What follows is a set of records, each of which is to be written out exactly.

──────── Data listing

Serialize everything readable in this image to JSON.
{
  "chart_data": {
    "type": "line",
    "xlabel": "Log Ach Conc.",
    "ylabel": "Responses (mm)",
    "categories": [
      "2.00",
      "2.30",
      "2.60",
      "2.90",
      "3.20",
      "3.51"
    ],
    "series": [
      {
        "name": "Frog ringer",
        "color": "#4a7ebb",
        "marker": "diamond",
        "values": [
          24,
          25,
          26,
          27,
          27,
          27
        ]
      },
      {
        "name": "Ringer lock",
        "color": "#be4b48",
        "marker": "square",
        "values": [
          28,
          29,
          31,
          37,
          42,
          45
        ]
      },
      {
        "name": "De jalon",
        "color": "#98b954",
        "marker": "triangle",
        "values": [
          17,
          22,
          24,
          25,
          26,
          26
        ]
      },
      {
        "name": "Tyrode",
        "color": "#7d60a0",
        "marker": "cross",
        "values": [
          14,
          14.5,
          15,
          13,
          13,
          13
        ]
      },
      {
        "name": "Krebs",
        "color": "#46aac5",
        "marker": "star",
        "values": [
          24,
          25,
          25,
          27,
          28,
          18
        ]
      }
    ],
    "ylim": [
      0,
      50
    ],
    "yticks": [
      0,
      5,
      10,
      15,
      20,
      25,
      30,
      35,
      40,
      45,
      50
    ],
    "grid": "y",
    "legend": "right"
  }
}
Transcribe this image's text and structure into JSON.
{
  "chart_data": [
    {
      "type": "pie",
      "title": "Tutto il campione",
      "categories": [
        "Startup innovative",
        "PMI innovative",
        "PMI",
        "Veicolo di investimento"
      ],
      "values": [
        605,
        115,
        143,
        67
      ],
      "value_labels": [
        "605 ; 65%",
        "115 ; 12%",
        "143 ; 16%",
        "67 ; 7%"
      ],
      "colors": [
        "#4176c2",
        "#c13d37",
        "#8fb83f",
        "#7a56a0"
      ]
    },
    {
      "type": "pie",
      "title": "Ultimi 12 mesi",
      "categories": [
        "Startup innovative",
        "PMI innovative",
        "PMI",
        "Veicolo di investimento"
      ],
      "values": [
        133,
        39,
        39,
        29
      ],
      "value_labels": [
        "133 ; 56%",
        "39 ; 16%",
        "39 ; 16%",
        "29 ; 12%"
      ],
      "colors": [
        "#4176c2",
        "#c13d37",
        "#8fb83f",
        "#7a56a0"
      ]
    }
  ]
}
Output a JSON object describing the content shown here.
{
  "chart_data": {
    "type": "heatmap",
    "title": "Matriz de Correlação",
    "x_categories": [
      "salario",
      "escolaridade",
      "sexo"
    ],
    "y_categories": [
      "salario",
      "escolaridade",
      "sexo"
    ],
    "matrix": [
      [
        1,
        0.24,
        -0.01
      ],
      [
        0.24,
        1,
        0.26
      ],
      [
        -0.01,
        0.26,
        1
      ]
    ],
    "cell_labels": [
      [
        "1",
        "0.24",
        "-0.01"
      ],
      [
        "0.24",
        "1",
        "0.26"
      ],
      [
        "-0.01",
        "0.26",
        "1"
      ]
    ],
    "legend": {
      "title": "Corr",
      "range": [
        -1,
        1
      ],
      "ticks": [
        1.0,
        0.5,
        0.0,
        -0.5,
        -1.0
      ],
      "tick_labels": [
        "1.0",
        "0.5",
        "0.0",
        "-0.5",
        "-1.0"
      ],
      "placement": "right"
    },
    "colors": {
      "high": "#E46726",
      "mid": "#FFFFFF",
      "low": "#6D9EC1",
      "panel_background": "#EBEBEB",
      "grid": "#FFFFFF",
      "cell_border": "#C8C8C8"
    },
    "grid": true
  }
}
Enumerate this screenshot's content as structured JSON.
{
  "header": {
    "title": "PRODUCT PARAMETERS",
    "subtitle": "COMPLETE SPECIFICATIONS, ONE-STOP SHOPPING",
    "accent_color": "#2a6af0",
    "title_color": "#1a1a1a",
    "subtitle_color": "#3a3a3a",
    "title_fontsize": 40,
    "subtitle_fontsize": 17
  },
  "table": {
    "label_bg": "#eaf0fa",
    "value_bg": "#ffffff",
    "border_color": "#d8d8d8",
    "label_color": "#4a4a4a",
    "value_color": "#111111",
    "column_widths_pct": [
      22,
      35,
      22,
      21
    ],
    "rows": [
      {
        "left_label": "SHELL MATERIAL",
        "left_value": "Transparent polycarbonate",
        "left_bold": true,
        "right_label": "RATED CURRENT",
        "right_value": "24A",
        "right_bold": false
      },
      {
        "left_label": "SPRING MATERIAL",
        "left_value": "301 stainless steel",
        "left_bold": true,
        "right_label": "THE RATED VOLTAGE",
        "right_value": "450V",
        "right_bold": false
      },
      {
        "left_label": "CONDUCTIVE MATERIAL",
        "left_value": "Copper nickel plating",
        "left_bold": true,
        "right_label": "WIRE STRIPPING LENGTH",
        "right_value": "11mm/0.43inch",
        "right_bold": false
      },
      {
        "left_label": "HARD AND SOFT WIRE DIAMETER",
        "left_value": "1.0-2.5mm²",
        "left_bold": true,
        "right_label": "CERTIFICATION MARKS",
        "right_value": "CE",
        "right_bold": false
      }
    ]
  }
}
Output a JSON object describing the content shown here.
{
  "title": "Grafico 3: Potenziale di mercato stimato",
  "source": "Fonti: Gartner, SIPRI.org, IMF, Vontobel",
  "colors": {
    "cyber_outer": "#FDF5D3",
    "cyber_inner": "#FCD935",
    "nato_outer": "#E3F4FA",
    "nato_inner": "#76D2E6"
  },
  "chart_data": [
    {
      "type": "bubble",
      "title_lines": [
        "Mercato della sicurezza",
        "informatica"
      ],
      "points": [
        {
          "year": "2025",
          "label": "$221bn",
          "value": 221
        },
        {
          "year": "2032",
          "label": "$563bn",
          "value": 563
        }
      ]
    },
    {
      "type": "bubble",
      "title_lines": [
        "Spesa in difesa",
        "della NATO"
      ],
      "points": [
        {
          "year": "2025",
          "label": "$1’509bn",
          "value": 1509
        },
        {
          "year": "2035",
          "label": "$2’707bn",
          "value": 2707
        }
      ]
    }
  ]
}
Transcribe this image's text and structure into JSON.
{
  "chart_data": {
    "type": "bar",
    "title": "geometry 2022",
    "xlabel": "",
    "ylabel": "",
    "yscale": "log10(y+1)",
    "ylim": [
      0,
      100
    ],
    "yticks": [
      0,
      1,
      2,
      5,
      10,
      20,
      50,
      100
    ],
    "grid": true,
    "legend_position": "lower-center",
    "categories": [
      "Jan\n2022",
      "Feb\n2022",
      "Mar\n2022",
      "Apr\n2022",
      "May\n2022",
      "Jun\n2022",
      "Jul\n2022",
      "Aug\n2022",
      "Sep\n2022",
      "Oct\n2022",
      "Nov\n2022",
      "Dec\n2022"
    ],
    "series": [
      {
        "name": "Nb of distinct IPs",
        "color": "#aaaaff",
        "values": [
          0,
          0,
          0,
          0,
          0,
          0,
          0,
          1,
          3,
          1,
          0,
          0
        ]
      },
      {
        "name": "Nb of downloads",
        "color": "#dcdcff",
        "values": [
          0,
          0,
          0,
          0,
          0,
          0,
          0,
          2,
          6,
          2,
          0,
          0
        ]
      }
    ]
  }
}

────────────────

▸ Written response
Serialize everything readable in this image to JSON.
{
  "chart_data": {
    "type": "line",
    "xlabel": "Log Ach Conc.",
    "ylabel": "Responses (mm)",
    "categories": [
      "2.00",
      "2.30",
      "2.60",
      "2.90",
      "3.20",
      "3.51"
    ],
    "series": [
      {
        "name": "Frog ringer",
        "color": "#4a7ebb",
        "marker": "diamond",
        "values": [
          24,
          25,
          26,
          27,
          27,
          27
        ]
      },
      {
        "name": "Ringer lock",
        "color": "#be4b48",
        "marker": "square",
        "values": [
          28,
          29,
          31,
          37,
          42,
          45
        ]
      },
      {
        "name": "De jalon",
        "color": "#98b954",
        "marker": "triangle",
        "values": [
          17,
          22,
          24,
          25,
          26,
          26
        ]
      },
      {
        "name": "Tyrode",
        "color": "#7d60a0",
        "marker": "cross",
        "values": [
          14,
          14.5,
          15,
          13,
          13,
          13
        ]
      },
      {
        "name": "Krebs",
        "color": "#46aac5",
        "marker": "star",
        "values": [
          24,
          25,
          25,
          27,
          28,
          18
        ]
      }
    ],
    "ylim": [
      0,
      50
    ],
    "yticks": [
      0,
      5,
      10,
      15,
      20,
      25,
      30,
      35,
      40,
      45,
      50
    ],
    "grid": "y",
    "legend": "right"
  }
}
Transcribe this image's text and structure into JSON.
{
  "chart_data": [
    {
      "type": "pie",
      "title": "Tutto il campione",
      "categories": [
        "Startup innovative",
        "PMI innovative",
        "PMI",
        "Veicolo di investimento"
      ],
      "values": [
        605,
        115,
        143,
        67
      ],
      "value_labels": [
        "605 ; 65%",
        "115 ; 12%",
        "143 ; 16%",
        "67 ; 7%"
      ],
      "colors": [
        "#4176c2",
        "#c13d37",
        "#8fb83f",
        "#7a56a0"
      ]
    },
    {
      "type": "pie",
      "title": "Ultimi 12 mesi",
      "categories": [
        "Startup innovative",
        "PMI innovative",
        "PMI",
        "Veicolo di investimento"
      ],
      "values": [
        133,
        39,
        39,
        29
      ],
      "value_labels": [
        "133 ; 56%",
        "39 ; 16%",
        "39 ; 16%",
        "29 ; 12%"
      ],
      "colors": [
        "#4176c2",
        "#c13d37",
        "#8fb83f",
        "#7a56a0"
      ]
    }
  ]
}
Output a JSON object describing the content shown here.
{
  "chart_data": {
    "type": "heatmap",
    "title": "Matriz de Correlação",
    "x_categories": [
      "salario",
      "escolaridade",
      "sexo"
    ],
    "y_categories": [
      "salario",
      "escolaridade",
      "sexo"
    ],
    "matrix": [
      [
        1,
        0.24,
        -0.01
      ],
      [
        0.24,
        1,
        0.26
      ],
      [
        -0.01,
        0.26,
        1
      ]
    ],
    "cell_labels": [
      [
        "1",
        "0.24",
        "-0.01"
      ],
      [
        "0.24",
        "1",
        "0.26"
      ],
      [
        "-0.01",
        "0.26",
        "1"
      ]
    ],
    "legend": {
      "title": "Corr",
      "range": [
        -1,
        1
      ],
      "ticks": [
        1.0,
        0.5,
        0.0,
        -0.5,
        -1.0
      ],
      "tick_labels": [
        "1.0",
        "0.5",
        "0.0",
        "-0.5",
        "-1.0"
      ],
      "placement": "right"
    },
    "colors": {
      "high": "#E46726",
      "mid": "#FFFFFF",
      "low": "#6D9EC1",
      "panel_background": "#EBEBEB",
      "grid": "#FFFFFF",
      "cell_border": "#C8C8C8"
    },
    "grid": true
  }
}
Enumerate this screenshot's content as structured JSON.
{
  "header": {
    "title": "PRODUCT PARAMETERS",
    "subtitle": "COMPLETE SPECIFICATIONS, ONE-STOP SHOPPING",
    "accent_color": "#2a6af0",
    "title_color": "#1a1a1a",
    "subtitle_color": "#3a3a3a",
    "title_fontsize": 40,
    "subtitle_fontsize": 17
  },
  "table": {
    "label_bg": "#eaf0fa",
    "value_bg": "#ffffff",
    "border_color": "#d8d8d8",
    "label_color": "#4a4a4a",
    "value_color": "#111111",
    "column_widths_pct": [
      22,
      35,
      22,
      21
    ],
    "rows": [
      {
        "left_label": "SHELL MATERIAL",
        "left_value": "Transparent polycarbonate",
        "left_bold": true,
        "right_label": "RATED CURRENT",
        "right_value": "24A",
        "right_bold": false
      },
      {
        "left_label": "SPRING MATERIAL",
        "left_value": "301 stainless steel",
        "left_bold": true,
        "right_label": "THE RATED VOLTAGE",
        "right_value": "450V",
        "right_bold": false
      },
      {
        "left_label": "CONDUCTIVE MATERIAL",
        "left_value": "Copper nickel plating",
        "left_bold": true,
        "right_label": "WIRE STRIPPING LENGTH",
        "right_value": "11mm/0.43inch",
        "right_bold": false
      },
      {
        "left_label": "HARD AND SOFT WIRE DIAMETER",
        "left_value": "1.0-2.5mm²",
        "left_bold": true,
        "right_label": "CERTIFICATION MARKS",
        "right_value": "CE",
        "right_bold": false
      }
    ]
  }
}
Output a JSON object describing the content shown here.
{
  "title": "Grafico 3: Potenziale di mercato stimato",
  "source": "Fonti: Gartner, SIPRI.org, IMF, Vontobel",
  "colors": {
    "cyber_outer": "#FDF5D3",
    "cyber_inner": "#FCD935",
    "nato_outer": "#E3F4FA",
    "nato_inner": "#76D2E6"
  },
  "chart_data": [
    {
      "type": "bubble",
      "title_lines": [
        "Mercato della sicurezza",
        "informatica"
      ],
      "points": [
        {
          "year": "2025",
          "label": "$221bn",
          "value": 221
        },
        {
          "year": "2032",
          "label": "$563bn",
          "value": 563
        }
      ]
    },
    {
      "type": "bubble",
      "title_lines": [
        "Spesa in difesa",
        "della NATO"
      ],
      "points": [
        {
          "year": "2025",
          "label": "$1’509bn",
          "value": 1509
        },
        {
          "year": "2035",
          "label": "$2’707bn",
          "value": 2707
        }
      ]
    }
  ]
}
Transcribe this image's text and structure into JSON.
{
  "chart_data": {
    "type": "bar",
    "title": "geometry 2022",
    "xlabel": "",
    "ylabel": "",
    "yscale": "log10(y+1)",
    "ylim": [
      0,
      100
    ],
    "yticks": [
      0,
      1,
      2,
      5,
      10,
      20,
      50,
      100
    ],
    "grid": true,
    "legend_position": "lower-center",
    "categories": [
      "Jan\n2022",
      "Feb\n2022",
      "Mar\n2022",
      "Apr\n2022",
      "May\n2022",
      "Jun\n2022",
      "Jul\n2022",
      "Aug\n2022",
      "Sep\n2022",
      "Oct\n2022",
      "Nov\n2022",
      "Dec\n2022"
    ],
    "series": [
      {
        "name": "Nb of distinct IPs",
        "color": "#aaaaff",
        "values": [
          0,
          0,
          0,
          0,
          0,
          0,
          0,
          1,
          3,
          1,
          0,
          0
        ]
      },
      {
        "name": "Nb of downloads",
        "color": "#dcdcff",
        "values": [
          0,
          0,
          0,
          0,
          0,
          0,
          0,
          2,
          6,
          2,
          0,
          0
        ]
      }
    ]
  }
}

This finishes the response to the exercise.